### [GOAL]
Read the records below. Copy each line where the string "this" occurs.

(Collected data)
──────────────────────────────

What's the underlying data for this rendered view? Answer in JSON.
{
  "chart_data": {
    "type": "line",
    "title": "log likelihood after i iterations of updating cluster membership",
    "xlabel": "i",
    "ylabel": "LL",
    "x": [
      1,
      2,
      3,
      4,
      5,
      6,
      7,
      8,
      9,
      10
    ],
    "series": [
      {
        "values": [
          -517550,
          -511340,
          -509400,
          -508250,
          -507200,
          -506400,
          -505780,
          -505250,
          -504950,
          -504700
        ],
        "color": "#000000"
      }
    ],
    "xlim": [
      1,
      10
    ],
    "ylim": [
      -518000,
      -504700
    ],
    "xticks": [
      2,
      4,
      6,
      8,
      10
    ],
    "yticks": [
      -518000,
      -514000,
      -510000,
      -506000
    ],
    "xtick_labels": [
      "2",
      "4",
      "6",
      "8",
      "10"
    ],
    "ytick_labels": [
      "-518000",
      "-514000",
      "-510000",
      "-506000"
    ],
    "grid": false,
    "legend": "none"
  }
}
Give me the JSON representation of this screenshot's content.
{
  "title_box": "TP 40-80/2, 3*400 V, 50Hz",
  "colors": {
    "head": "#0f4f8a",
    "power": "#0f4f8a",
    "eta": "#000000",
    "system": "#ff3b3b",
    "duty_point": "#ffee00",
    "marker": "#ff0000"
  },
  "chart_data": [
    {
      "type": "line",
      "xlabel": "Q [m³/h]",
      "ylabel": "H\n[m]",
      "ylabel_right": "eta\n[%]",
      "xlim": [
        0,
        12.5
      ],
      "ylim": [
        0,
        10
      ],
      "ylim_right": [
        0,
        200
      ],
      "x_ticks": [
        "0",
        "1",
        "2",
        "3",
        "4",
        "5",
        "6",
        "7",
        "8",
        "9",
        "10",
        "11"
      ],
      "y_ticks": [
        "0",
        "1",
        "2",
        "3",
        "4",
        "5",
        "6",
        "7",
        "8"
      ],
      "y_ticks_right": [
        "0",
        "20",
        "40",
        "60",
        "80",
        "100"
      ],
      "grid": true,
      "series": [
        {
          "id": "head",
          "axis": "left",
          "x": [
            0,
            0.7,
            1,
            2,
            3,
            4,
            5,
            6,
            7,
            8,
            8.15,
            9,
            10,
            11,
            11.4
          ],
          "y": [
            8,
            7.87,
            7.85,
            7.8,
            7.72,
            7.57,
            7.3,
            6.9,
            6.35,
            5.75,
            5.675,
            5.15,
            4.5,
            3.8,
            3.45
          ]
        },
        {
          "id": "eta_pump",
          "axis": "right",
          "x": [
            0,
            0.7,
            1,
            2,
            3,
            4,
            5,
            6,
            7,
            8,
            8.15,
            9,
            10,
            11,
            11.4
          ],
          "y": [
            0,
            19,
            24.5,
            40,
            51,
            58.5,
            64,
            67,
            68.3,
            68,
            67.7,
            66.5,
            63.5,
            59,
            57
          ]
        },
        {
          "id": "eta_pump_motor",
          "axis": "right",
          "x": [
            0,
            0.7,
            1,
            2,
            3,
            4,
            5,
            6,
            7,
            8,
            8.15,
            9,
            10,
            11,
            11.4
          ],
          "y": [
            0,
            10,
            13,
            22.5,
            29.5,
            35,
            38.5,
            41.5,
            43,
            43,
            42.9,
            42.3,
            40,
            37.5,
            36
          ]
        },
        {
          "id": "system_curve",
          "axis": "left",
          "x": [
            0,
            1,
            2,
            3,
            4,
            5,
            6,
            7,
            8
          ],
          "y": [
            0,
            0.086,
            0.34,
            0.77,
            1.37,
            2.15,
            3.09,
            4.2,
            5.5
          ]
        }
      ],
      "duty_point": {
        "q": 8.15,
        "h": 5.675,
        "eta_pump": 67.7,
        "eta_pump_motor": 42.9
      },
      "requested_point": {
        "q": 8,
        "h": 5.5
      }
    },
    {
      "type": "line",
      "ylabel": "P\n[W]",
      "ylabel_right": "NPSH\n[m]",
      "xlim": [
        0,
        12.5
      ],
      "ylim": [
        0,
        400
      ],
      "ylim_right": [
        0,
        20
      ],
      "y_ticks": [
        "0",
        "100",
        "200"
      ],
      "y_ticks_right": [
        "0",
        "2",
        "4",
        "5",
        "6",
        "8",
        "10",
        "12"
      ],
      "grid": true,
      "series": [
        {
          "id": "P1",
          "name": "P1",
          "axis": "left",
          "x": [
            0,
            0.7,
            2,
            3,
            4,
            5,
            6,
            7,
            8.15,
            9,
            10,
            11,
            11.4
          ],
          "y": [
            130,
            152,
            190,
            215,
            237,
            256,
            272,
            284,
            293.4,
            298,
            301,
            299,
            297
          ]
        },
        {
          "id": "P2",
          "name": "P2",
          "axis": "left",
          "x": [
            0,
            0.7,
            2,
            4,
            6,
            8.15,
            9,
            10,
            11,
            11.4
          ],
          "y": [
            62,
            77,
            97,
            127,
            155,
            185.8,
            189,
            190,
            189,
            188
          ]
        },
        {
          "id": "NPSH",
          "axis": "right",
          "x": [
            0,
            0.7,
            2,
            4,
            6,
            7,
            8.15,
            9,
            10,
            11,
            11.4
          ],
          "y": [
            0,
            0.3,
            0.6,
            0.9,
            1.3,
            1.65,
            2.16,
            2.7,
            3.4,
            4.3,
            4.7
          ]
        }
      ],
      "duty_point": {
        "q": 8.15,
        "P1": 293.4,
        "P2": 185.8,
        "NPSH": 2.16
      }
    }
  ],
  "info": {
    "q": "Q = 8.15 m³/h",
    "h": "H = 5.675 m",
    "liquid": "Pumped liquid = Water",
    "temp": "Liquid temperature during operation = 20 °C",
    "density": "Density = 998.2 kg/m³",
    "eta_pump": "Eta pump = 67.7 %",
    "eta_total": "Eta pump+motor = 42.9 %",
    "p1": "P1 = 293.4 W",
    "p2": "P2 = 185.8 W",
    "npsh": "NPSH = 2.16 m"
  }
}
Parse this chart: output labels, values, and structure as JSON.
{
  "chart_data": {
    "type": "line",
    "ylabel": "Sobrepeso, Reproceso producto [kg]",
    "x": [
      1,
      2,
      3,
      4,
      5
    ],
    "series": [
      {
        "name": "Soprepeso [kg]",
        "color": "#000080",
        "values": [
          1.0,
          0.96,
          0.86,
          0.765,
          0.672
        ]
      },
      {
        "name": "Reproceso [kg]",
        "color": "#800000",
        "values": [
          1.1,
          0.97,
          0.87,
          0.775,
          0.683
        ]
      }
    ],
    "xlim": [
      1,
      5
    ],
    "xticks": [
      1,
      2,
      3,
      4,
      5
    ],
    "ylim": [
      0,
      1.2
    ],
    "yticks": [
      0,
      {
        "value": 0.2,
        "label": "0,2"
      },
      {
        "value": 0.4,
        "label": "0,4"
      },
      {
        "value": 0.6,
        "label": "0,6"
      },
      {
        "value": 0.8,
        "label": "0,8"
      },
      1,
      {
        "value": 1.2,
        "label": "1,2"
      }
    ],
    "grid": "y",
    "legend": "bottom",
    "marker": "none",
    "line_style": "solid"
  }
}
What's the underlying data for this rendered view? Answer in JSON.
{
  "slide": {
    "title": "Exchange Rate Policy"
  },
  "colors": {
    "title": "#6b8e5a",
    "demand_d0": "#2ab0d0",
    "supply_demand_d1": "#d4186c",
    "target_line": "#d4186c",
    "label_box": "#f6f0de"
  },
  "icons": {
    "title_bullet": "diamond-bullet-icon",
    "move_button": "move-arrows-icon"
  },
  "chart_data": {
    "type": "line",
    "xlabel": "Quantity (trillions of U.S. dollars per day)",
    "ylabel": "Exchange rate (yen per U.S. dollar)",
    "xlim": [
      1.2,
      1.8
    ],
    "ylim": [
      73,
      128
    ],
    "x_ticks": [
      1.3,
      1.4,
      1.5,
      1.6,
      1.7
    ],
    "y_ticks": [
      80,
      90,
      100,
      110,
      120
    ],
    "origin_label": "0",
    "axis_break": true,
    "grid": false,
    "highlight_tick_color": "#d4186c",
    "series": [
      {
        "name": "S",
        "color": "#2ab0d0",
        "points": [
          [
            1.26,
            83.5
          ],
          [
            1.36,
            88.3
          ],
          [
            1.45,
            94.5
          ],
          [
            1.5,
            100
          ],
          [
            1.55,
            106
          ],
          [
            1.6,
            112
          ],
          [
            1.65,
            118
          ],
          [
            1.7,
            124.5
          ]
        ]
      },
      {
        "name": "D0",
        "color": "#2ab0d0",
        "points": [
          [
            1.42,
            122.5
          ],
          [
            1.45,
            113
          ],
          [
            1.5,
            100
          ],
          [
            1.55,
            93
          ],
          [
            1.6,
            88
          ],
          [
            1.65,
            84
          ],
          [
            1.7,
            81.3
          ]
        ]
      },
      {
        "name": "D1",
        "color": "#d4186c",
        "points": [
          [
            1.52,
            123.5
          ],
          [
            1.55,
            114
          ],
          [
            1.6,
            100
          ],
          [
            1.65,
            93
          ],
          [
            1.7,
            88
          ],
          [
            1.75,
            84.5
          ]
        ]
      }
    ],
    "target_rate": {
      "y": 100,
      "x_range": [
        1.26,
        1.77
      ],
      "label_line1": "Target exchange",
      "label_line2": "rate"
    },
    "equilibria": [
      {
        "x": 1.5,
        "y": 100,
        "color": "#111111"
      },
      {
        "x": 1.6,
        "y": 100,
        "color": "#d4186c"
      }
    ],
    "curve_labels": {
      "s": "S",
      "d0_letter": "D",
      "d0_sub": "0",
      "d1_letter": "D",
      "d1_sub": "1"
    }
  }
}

──────────────────────────────

### [EXERCISE RESPONSE]
What's the underlying data for this rendered view? Answer in JSON.
Give me the JSON representation of this screenshot's content.
Parse this chart: output labels, values, and structure as JSON.
What's the underlying data for this rendered view? Answer in JSON.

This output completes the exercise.